**Given exercise:** Please report every line from the material that contains the word "abord".

-------- Task data

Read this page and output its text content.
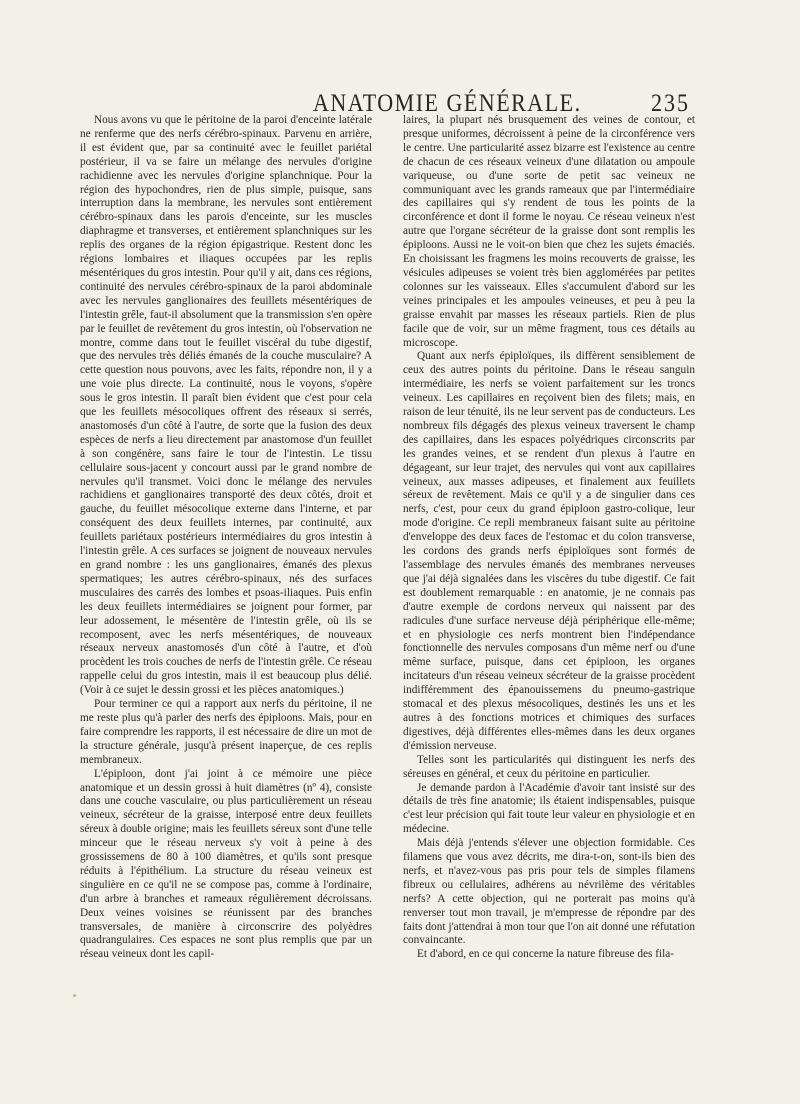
ANATOMIE GÉNÉRALE.	235

Nous avons vu que le péritoine de la paroi d'enceinte latérale ne renferme que des nerfs cérébro-spinaux. Parvenu en arrière, il est évident que, par sa continuité avec le feuillet pariétal postérieur, il va se faire un mélange des nervules d'origine rachidienne avec les nervules d'origine splanchnique. Pour la région des hypochondres, rien de plus simple, puisque, sans interruption dans la membrane, les nervules sont entièrement cérébro-spinaux dans les parois d'enceinte, sur les muscles diaphragme et transverses, et entièrement splanchniques sur les replis des organes de la région épigastrique. Restent donc les régions lombaires et iliaques occupées par les replis mésentériques du gros intestin. Pour qu'il y ait, dans ces régions, continuité des nervules cérébro-spinaux de la paroi abdominale avec les nervules ganglionaires des feuillets mésentériques de l'intestin grêle, faut-il absolument que la transmission s'en opère par le feuillet de revêtement du gros intestin, où l'observation ne montre, comme dans tout le feuillet viscéral du tube digestif, que des nervules très déliés émanés de la couche musculaire? A cette question nous pouvons, avec les faits, répondre non, il y a une voie plus directe. La continuité, nous le voyons, s'opère sous le gros intestin. Il paraît bien évident que c'est pour cela que les feuillets mésocoliques offrent des réseaux si serrés, anastomosés d'un côté à l'autre, de sorte que la fusion des deux espèces de nerfs a lieu directement par anastomose d'un feuillet à son congénère, sans faire le tour de l'intestin. Le tissu cellulaire sous-jacent y concourt aussi par le grand nombre de nervules qu'il transmet. Voici donc le mélange des nervules rachidiens et ganglionaires transporté des deux côtés, droit et gauche, du feuillet mésocolique externe dans l'interne, et par conséquent des deux feuillets internes, par continuité, aux feuillets pariétaux postérieurs intermédiaires du gros intestin à l'intestin grêle. A ces surfaces se joignent de nouveaux nervules en grand nombre : les uns ganglionaires, émanés des plexus spermatiques; les autres cérébro-spinaux, nés des surfaces musculaires des carrés des lombes et psoas-iliaques. Puis enfin les deux feuillets intermédiaires se joignent pour former, par leur adossement, le mésentère de l'intestin grêle, où ils se recomposent, avec les nerfs mésentériques, de nouveaux réseaux nerveux anastomosés d'un côté à l'autre, et d'où procèdent les trois couches de nerfs de l'intestin grêle. Ce réseau rappelle celui du gros intestin, mais il est beaucoup plus délié. (Voir à ce sujet le dessin grossi et les pièces anatomiques.)

Pour terminer ce qui a rapport aux nerfs du péritoine, il ne me reste plus qu'à parler des nerfs des épiploons. Mais, pour en faire comprendre les rapports, il est nécessaire de dire un mot de la structure générale, jusqu'à présent inaperçue, de ces replis membraneux.

L'épiploon, dont j'ai joint à ce mémoire une pièce anatomique et un dessin grossi à huit diamètres (nº 4), consiste dans une couche vasculaire, ou plus particulièrement un réseau veineux, sécréteur de la graisse, interposé entre deux feuillets séreux à double origine; mais les feuillets séreux sont d'une telle minceur que le réseau nerveux s'y voit à peine à des grossissemens de 80 à 100 diamètres, et qu'ils sont presque réduits à l'épithélium. La structure du réseau veineux est singulière en ce qu'il ne se compose pas, comme à l'ordinaire, d'un arbre à branches et rameaux régulièrement décroissans. Deux veines voisines se réunissent par des branches transversales, de manière à circonscrire des polyèdres quadrangulaires. Ces espaces ne sont plus remplis que par un réseau veineux dont les capil-

laires, la plupart nés brusquement des veines de contour, et presque uniformes, décroissent à peine de la circonférence vers le centre. Une particularité assez bizarre est l'existence au centre de chacun de ces réseaux veineux d'une dilatation ou ampoule variqueuse, ou d'une sorte de petit sac veineux ne communiquant avec les grands rameaux que par l'intermédiaire des capillaires qui s'y rendent de tous les points de la circonférence et dont il forme le noyau. Ce réseau veineux n'est autre que l'organe sécréteur de la graisse dont sont remplis les épiploons. Aussi ne le voit-on bien que chez les sujets émaciés. En choisissant les fragmens les moins recouverts de graisse, les vésicules adipeuses se voient très bien agglomérées par petites colonnes sur les vaisseaux. Elles s'accumulent d'abord sur les veines principales et les ampoules veineuses, et peu à peu la graisse envahit par masses les réseaux partiels. Rien de plus facile que de voir, sur un même fragment, tous ces détails au microscope.

Quant aux nerfs épiploïques, ils diffèrent sensiblement de ceux des autres points du péritoine. Dans le réseau sanguin intermédiaire, les nerfs se voient parfaitement sur les troncs veineux. Les capillaires en reçoivent bien des filets; mais, en raison de leur ténuité, ils ne leur servent pas de conducteurs. Les nombreux fils dégagés des plexus veineux traversent le champ des capillaires, dans les espaces polyédriques circonscrits par les grandes veines, et se rendent d'un plexus à l'autre en dégageant, sur leur trajet, des nervules qui vont aux capillaires veineux, aux masses adipeuses, et finalement aux feuillets séreux de revêtement. Mais ce qu'il y a de singulier dans ces nerfs, c'est, pour ceux du grand épiploon gastro-colique, leur mode d'origine. Ce repli membraneux faisant suite au péritoine d'enveloppe des deux faces de l'estomac et du colon transverse, les cordons des grands nerfs épiploïques sont formés de l'assemblage des nervules émanés des membranes nerveuses que j'ai déjà signalées dans les viscères du tube digestif. Ce fait est doublement remarquable : en anatomie, je ne connais pas d'autre exemple de cordons nerveux qui naissent par des radicules d'une surface nerveuse déjà périphérique elle-même; et en physiologie ces nerfs montrent bien l'indépendance fonctionnelle des nervules composans d'un même nerf ou d'une même surface, puisque, dans cet épiploon, les organes incitateurs d'un réseau veineux sécréteur de la graisse procèdent indifféremment des épanouissemens du pneumo-gastrique stomacal et des plexus mésocoliques, destinés les uns et les autres à des fonctions motrices et chimiques des surfaces digestives, déjà différentes elles-mêmes dans les deux organes d'émission nerveuse.

Telles sont les particularités qui distinguent les nerfs des séreuses en général, et ceux du péritoine en particulier.

Je demande pardon à l'Académie d'avoir tant insisté sur des détails de très fine anatomie; ils étaient indispensables, puisque c'est leur précision qui fait toute leur valeur en physiologie et en médecine.

Mais déjà j'entends s'élever une objection formidable. Ces filamens que vous avez décrits, me dira-t-on, sont-ils bien des nerfs, et n'avez-vous pas pris pour tels de simples filamens fibreux ou cellulaires, adhérens au névrilème des véritables nerfs? A cette objection, qui ne porterait pas moins qu'à renverser tout mon travail, je m'empresse de répondre par des faits dont j'attendrai à mon tour que l'on ait donné une réfutation convaincante.

Et d'abord, en ce qui concerne la nature fibreuse des fila-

----------------

**Exercise output:**
laires, la plupart nés brusquement des veines de contour, et presque uniformes, décroissent à peine de la circonférence vers le centre. Une particularité assez bizarre est l'existence au centre de chacun de ces réseaux veineux d'une dilatation ou ampoule variqueuse, ou d'une sorte de petit sac veineux ne communiquant avec les grands rameaux que par l'intermédiaire des capillaires qui s'y rendent de tous les points de la circonférence et dont il forme le noyau. Ce réseau veineux n'est autre que l'organe sécréteur de la graisse dont sont remplis les épiploons. Aussi ne le voit-on bien que chez les sujets émaciés. En choisissant les fragmens les moins recouverts de graisse, les vésicules adipeuses se voient très bien agglomérées par petites colonnes sur les vaisseaux. Elles s'accumulent d'abord sur les veines principales et les ampoules veineuses, et peu à peu la graisse envahit par masses les réseaux partiels. Rien de plus facile que de voir, sur un même fragment, tous ces détails au microscope.
Et d'abord, en ce qui concerne la nature fibreuse des fila-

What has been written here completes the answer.